→ **Exercise tasks**
• 1. Answer these about the interview on clean equipment design, one line each:
(a) Who will carry more of the responsibility for FSMA compliance?
(b) Whom did Baking & Snack ask for advice?
(c) In which bakeries is clean equipment design called most critical?
• 2. Please carry the interview on clean equipment design forward from its last sentence.

Make no mistake: The weight of responsibility for FSMA compliance will rest more on the shoulders of the food processors than the equipment manufacturers. So, as bakers’ questions and concerns continue to grow, Baking & Snack reached out to Contributing Editor Joe Stout for advice on how pending ­regulations will affect the design of new equipment, require adjustments to existing equipment and force bakers to take into consideration myriad factors when deciding to purchase, upgrade, renovate or repair.

Baking & Snack:  What exactly does ’clean equipment design’ mean in a bakery setting?

Joe Stout: Clean equipment design is a preventive approach to allow open access to observe, inspect, reach for cleaning and reach for sampling. Clearly with dry cleaning, where water and clean-in-place (CIP) is not typically used, one must rely on more traditional methods. If you can’t see it, can’t reach it, can’t sample it, then you can’t clean it or verify its cleaning. This is most critical in bakeries that do manual cleaning. Longer production runs could allow product to accumulate in hidden areas unobserved by operators, quality assurance or sanitation. This is vital from an allergen, microbial and pest control perspective.

→ **Data shown**

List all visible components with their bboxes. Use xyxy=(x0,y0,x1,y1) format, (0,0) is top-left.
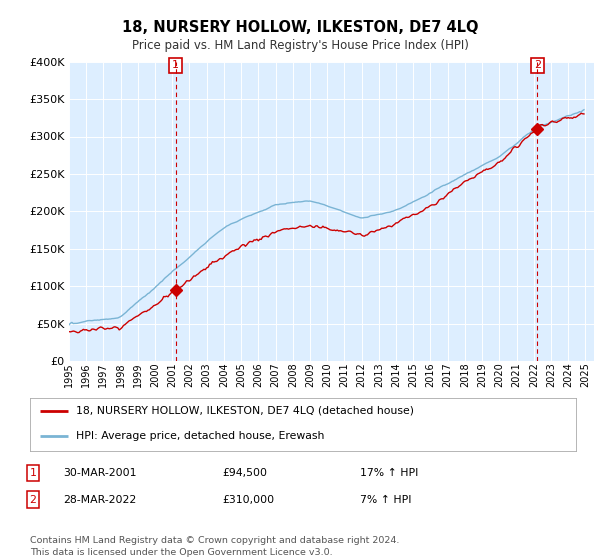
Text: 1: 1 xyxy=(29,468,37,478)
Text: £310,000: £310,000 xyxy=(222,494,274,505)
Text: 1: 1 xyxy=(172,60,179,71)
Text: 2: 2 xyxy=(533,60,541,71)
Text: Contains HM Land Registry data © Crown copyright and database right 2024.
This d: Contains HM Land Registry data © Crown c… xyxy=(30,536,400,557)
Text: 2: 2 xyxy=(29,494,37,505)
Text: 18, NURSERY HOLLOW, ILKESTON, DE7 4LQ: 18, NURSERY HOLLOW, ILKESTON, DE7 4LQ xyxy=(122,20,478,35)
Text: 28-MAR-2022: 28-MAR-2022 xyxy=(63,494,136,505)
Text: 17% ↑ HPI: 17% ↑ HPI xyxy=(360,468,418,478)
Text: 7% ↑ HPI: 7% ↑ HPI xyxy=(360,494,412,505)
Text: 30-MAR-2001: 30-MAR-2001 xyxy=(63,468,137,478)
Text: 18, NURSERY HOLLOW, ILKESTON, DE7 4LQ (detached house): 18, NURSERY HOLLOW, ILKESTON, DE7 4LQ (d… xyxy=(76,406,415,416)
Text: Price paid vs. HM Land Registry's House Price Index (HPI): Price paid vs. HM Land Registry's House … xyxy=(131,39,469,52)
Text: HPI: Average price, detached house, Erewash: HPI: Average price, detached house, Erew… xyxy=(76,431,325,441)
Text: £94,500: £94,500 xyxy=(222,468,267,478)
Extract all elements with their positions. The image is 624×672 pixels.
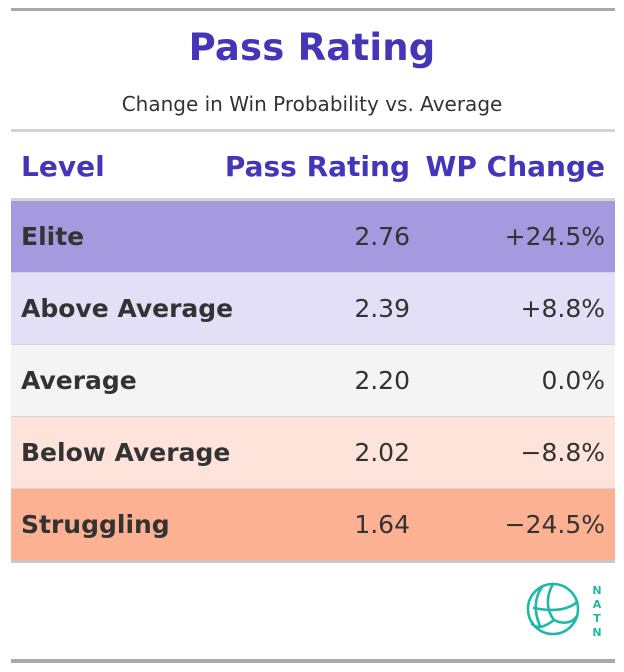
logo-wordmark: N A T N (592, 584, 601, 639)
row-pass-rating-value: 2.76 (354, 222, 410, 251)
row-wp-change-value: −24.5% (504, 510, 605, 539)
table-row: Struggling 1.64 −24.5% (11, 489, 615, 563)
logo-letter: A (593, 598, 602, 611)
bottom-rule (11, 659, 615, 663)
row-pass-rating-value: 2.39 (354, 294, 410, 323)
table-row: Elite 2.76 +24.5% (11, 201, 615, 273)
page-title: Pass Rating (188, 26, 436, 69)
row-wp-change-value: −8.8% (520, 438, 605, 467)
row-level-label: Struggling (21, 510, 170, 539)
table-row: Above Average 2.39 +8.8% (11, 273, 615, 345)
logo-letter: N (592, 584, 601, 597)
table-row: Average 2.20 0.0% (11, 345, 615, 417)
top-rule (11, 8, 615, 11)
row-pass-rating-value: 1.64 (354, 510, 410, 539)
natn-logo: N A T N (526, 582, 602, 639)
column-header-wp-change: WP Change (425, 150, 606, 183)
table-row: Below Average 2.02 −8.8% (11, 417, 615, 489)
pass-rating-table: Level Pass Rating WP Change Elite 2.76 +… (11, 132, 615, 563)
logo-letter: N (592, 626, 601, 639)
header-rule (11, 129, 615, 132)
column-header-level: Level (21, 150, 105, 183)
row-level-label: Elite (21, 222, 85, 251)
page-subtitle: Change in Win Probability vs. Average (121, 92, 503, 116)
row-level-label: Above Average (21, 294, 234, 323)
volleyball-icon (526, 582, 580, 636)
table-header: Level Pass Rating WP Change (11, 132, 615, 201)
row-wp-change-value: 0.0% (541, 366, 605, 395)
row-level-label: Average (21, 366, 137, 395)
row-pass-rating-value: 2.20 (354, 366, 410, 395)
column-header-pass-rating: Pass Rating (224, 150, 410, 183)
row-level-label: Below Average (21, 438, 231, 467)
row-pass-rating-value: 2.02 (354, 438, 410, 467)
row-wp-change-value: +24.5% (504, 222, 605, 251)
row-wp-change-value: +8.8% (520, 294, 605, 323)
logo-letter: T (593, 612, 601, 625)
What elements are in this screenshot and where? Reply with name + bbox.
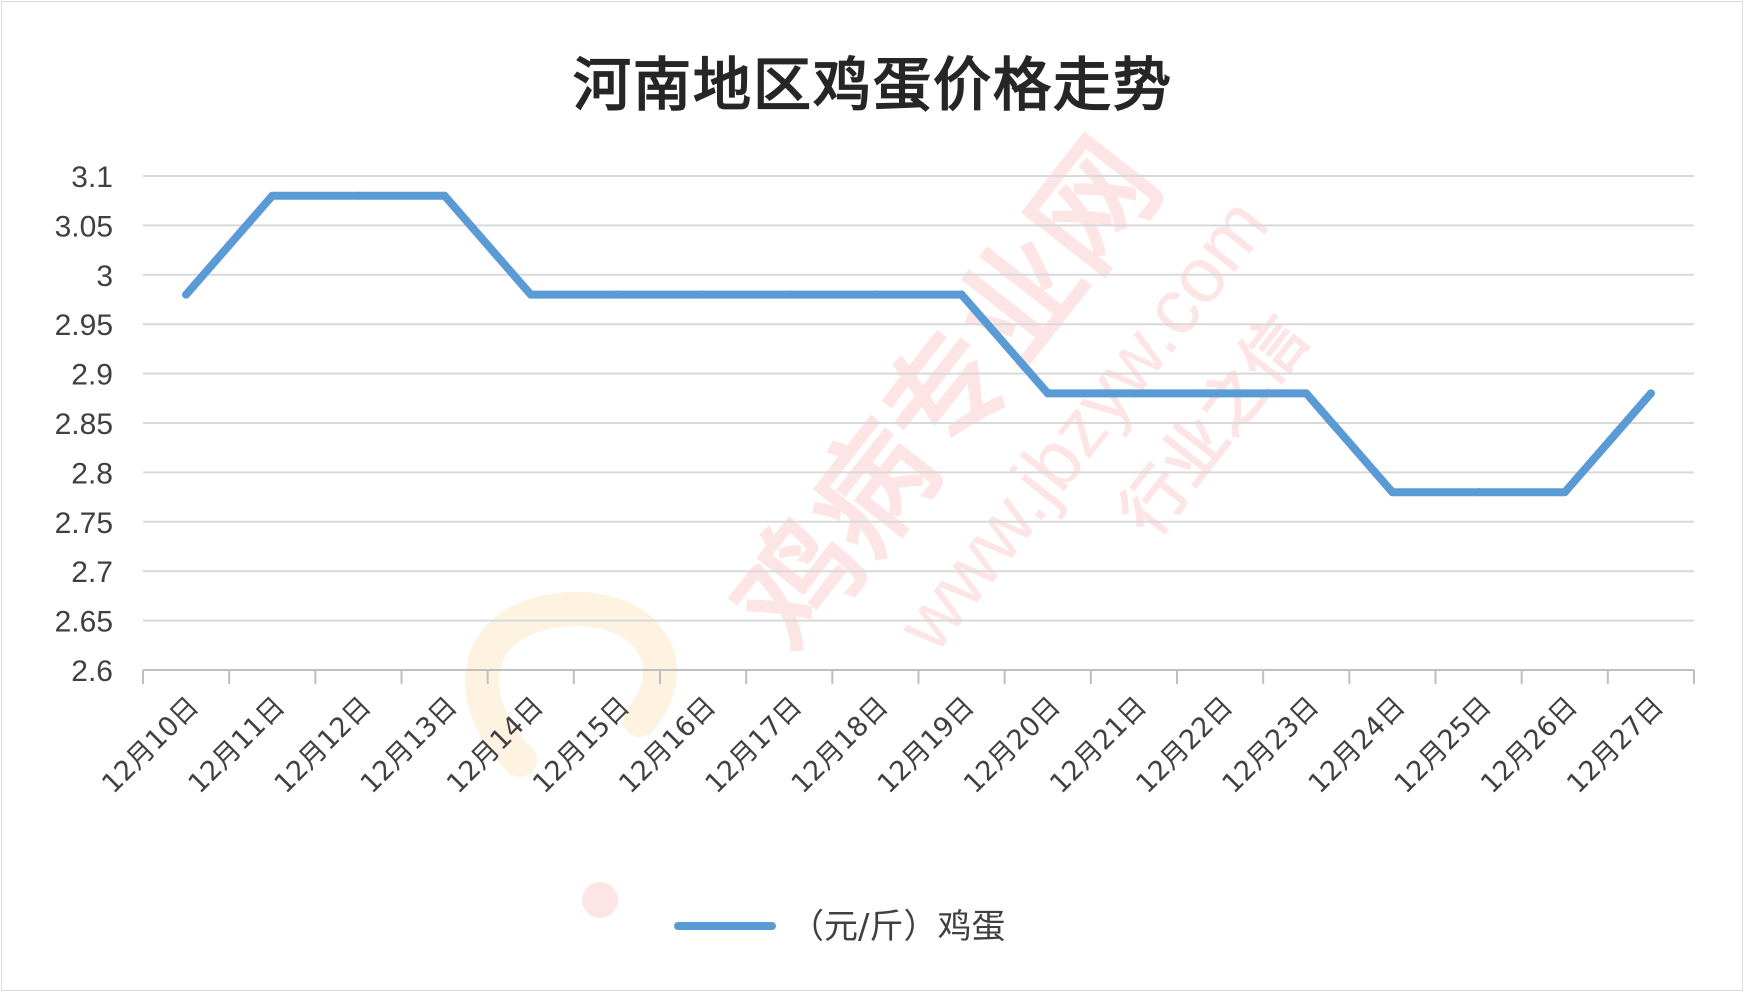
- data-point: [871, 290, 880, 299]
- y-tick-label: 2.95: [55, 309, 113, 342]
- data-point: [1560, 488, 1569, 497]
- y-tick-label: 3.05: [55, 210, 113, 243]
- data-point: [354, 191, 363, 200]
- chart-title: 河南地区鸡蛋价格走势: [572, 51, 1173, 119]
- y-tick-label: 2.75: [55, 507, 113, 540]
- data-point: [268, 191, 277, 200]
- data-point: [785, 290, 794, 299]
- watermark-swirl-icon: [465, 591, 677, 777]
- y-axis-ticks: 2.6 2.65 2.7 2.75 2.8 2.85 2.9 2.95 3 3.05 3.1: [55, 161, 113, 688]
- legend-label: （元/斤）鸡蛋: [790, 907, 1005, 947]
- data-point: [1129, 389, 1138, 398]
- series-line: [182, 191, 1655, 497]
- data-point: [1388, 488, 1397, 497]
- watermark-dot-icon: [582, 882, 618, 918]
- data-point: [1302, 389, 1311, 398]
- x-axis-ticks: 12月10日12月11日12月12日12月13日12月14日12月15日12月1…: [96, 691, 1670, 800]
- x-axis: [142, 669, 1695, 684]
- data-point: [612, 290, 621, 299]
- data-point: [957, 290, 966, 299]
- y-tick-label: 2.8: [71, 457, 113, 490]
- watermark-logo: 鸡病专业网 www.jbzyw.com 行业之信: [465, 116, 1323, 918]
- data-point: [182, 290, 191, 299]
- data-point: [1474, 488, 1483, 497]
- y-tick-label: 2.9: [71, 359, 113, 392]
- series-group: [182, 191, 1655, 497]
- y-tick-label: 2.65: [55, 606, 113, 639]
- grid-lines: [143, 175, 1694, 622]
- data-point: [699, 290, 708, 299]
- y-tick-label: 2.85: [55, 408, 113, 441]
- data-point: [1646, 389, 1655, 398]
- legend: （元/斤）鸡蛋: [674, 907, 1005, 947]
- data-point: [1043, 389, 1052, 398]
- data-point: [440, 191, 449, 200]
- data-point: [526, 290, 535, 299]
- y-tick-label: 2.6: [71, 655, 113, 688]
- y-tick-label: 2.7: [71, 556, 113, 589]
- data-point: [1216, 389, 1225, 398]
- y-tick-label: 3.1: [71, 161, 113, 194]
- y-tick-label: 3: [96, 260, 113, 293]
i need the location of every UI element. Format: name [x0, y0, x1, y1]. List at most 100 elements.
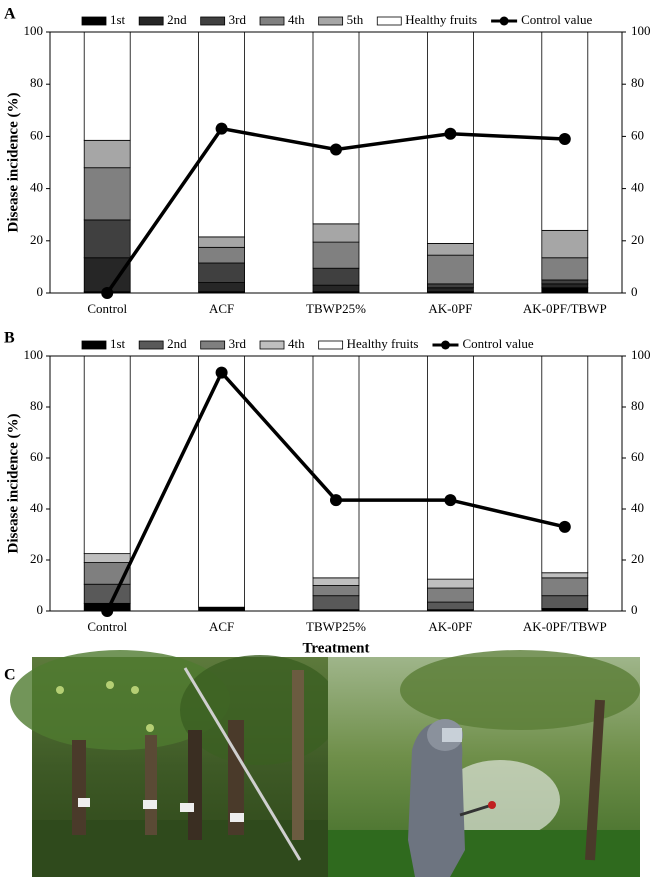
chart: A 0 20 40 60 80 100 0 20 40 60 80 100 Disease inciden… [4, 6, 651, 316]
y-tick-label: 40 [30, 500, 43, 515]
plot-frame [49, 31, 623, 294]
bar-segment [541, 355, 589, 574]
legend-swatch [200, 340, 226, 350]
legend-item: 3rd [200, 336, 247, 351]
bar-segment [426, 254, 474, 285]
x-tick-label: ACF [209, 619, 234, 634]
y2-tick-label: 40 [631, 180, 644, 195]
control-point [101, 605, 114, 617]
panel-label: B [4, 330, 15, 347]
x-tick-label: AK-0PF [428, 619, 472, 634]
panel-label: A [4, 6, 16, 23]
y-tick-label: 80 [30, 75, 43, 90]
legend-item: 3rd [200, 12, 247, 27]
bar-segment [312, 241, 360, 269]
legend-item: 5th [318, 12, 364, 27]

→ **Task-by-task answers**
• 1.
(a) The food processors, more than the equipment manufacturers.
(b) Contributing Editor Joe Stout.
(c) Bakeries that do manual cleaning.

• 2.
How will regulations under FSMA affect the design and engineering of bakery equipment?

FSMA’s proposed preventive control rules will be mandatory for the food processing industry, including bakeries. Equipment design, although not regulated at the equipment manufacturer (OEM) level by the Food and Drug Administration (FDA), is clearly the responsibility of the food processor being regulated.

Think of it this way: If and when things go bad on a given Friday afternoon, FDA will not pursue the OEM if an issue is the result of poor equipment design. Instead, it will look to the processor who decided to purchase equipment that was not suitable or, worse yet, not cleanable.

To be honest, it will be hard to gain relief for judgments for poor equipment design because it is the processors’ responsibility to know the profile and risks of the products they make and monitor all food safety parameters including equipment design. This just brings it back to food manufacturers as the responsible entities. A key learning and focus is that processors should buy well-designed, easily cleaned equipment and maintain it in sanitary condition through good programmed cleaning and maintenance.

So yes, FSMA will impact equipment design — at the request of the processors who essentially “own” the design of the equipment they choose to use.

What are you hearing about FDA’s coming changes to current good manufacturing practices (CGMPs) that could affect the design and use of bakery equipment?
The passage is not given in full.